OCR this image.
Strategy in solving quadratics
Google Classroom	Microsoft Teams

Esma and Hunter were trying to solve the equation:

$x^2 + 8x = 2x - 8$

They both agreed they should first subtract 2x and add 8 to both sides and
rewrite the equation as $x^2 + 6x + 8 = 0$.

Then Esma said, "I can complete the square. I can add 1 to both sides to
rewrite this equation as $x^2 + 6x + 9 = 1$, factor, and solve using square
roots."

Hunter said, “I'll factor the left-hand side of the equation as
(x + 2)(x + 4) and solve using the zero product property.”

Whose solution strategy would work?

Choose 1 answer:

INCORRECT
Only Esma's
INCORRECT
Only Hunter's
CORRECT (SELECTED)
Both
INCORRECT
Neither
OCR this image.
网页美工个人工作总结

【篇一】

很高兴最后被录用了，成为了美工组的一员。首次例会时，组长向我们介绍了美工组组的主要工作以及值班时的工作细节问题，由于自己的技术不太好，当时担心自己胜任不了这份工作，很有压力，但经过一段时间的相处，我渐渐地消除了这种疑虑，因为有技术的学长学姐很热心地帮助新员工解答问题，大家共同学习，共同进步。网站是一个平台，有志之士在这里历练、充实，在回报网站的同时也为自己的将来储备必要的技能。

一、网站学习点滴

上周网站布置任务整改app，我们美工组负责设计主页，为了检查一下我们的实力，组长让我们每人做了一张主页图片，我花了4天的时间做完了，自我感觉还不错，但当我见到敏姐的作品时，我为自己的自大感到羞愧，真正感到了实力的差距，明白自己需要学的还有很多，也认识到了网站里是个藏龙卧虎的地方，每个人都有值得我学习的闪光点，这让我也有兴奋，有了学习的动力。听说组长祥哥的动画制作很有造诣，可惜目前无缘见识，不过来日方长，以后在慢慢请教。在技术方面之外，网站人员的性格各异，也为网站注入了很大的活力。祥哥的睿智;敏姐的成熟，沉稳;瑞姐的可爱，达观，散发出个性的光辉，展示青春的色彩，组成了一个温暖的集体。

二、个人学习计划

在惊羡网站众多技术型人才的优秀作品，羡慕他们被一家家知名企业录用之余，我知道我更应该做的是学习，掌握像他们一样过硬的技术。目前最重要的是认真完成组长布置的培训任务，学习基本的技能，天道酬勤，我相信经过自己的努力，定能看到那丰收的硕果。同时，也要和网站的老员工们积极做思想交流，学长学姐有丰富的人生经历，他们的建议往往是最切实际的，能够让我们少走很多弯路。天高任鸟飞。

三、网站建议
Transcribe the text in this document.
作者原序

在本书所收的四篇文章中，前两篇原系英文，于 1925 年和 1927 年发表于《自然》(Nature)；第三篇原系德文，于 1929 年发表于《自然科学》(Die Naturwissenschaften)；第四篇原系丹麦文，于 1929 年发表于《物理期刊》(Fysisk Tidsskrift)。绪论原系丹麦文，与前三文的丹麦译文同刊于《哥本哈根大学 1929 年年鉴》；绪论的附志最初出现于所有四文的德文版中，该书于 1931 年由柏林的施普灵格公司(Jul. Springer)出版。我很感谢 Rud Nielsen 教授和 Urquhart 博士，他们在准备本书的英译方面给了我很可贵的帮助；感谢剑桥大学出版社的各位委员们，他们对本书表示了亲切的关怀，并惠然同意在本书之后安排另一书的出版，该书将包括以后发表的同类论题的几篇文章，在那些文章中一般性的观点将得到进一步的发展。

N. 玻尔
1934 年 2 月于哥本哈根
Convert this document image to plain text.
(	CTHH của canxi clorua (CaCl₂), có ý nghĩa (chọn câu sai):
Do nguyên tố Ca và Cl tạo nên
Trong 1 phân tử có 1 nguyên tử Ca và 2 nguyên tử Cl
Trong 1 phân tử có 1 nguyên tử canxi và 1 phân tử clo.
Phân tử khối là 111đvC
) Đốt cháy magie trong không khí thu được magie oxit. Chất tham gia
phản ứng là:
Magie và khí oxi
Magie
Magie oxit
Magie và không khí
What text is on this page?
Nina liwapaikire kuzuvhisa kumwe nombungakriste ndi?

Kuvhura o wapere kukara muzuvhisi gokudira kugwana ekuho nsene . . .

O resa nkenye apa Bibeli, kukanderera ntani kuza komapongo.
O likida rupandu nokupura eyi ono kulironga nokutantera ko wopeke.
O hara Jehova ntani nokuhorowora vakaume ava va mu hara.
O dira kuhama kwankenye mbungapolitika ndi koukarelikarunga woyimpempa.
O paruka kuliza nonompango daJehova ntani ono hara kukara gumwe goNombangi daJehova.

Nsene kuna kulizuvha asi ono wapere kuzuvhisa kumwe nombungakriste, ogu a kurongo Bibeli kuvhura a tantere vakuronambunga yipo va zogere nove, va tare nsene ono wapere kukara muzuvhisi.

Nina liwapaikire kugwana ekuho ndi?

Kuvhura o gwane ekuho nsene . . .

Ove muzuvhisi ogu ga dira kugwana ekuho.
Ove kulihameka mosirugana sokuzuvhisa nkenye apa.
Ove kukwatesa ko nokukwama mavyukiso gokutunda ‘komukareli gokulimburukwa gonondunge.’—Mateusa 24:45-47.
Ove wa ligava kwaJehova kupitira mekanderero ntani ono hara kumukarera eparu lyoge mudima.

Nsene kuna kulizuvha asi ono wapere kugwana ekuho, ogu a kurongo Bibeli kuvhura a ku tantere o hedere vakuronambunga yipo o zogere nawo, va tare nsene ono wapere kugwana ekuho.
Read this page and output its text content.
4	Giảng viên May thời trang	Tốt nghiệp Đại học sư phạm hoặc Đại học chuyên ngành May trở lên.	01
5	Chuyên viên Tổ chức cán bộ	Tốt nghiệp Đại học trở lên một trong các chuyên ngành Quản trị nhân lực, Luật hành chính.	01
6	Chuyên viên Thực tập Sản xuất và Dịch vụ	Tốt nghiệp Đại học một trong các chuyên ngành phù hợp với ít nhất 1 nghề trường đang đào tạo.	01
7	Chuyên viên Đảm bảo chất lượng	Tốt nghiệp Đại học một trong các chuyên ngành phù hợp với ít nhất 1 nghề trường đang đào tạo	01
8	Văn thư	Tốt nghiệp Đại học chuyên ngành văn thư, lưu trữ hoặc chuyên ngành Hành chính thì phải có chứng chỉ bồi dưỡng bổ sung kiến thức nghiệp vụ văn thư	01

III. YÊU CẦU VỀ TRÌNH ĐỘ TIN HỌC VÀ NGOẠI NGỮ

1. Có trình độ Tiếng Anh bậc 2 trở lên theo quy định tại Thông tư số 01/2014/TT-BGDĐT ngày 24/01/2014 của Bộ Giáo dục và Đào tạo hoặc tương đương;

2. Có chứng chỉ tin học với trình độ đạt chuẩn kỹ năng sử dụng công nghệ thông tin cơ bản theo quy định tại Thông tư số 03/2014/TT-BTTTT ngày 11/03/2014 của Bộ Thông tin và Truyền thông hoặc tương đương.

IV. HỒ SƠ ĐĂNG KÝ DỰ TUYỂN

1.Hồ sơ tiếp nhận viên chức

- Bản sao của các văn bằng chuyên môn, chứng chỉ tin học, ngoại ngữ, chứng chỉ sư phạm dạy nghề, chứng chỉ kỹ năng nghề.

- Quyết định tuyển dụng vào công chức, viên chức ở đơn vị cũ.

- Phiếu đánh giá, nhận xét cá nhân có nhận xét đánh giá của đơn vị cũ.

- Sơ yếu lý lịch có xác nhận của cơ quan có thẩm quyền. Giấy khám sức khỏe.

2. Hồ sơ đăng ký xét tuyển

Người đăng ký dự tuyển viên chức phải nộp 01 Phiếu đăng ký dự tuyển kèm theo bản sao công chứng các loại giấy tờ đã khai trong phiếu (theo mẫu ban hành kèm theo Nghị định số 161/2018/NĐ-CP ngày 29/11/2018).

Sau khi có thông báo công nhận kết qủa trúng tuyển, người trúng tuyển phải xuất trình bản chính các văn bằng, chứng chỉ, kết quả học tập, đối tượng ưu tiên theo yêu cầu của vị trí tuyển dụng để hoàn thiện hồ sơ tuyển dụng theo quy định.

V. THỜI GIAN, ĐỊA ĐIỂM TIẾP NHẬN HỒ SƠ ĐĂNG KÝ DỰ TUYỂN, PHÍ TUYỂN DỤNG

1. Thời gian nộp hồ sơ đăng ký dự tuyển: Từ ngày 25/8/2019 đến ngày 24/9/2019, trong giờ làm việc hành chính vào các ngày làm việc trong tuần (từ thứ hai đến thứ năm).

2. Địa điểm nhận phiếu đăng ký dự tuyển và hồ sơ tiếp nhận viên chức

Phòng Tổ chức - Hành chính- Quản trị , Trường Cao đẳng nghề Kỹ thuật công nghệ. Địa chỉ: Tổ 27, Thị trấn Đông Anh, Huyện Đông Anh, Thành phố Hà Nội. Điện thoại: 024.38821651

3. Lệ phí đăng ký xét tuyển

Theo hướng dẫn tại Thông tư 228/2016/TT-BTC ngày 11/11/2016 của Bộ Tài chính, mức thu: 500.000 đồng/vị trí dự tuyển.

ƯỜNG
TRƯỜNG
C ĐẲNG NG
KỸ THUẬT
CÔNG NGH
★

▶ Exercise goal
Return every line from the records above that holds the word "Bibeli".

▶ Response for this exercise
O resa nkenye apa Bibeli, kukanderera ntani kuza komapongo.
Nsene kuna kulizuvha asi ono wapere kuzuvhisa kumwe nombungakriste, ogu a kurongo Bibeli kuvhura a tantere vakuronambunga yipo va zogere nove, va tare nsene ono wapere kukara muzuvhisi.
Nsene kuna kulizuvha asi ono wapere kugwana ekuho, ogu a kurongo Bibeli kuvhura a ku tantere o hedere vakuronambunga yipo o zogere nawo, va tare nsene ono wapere kugwana ekuho.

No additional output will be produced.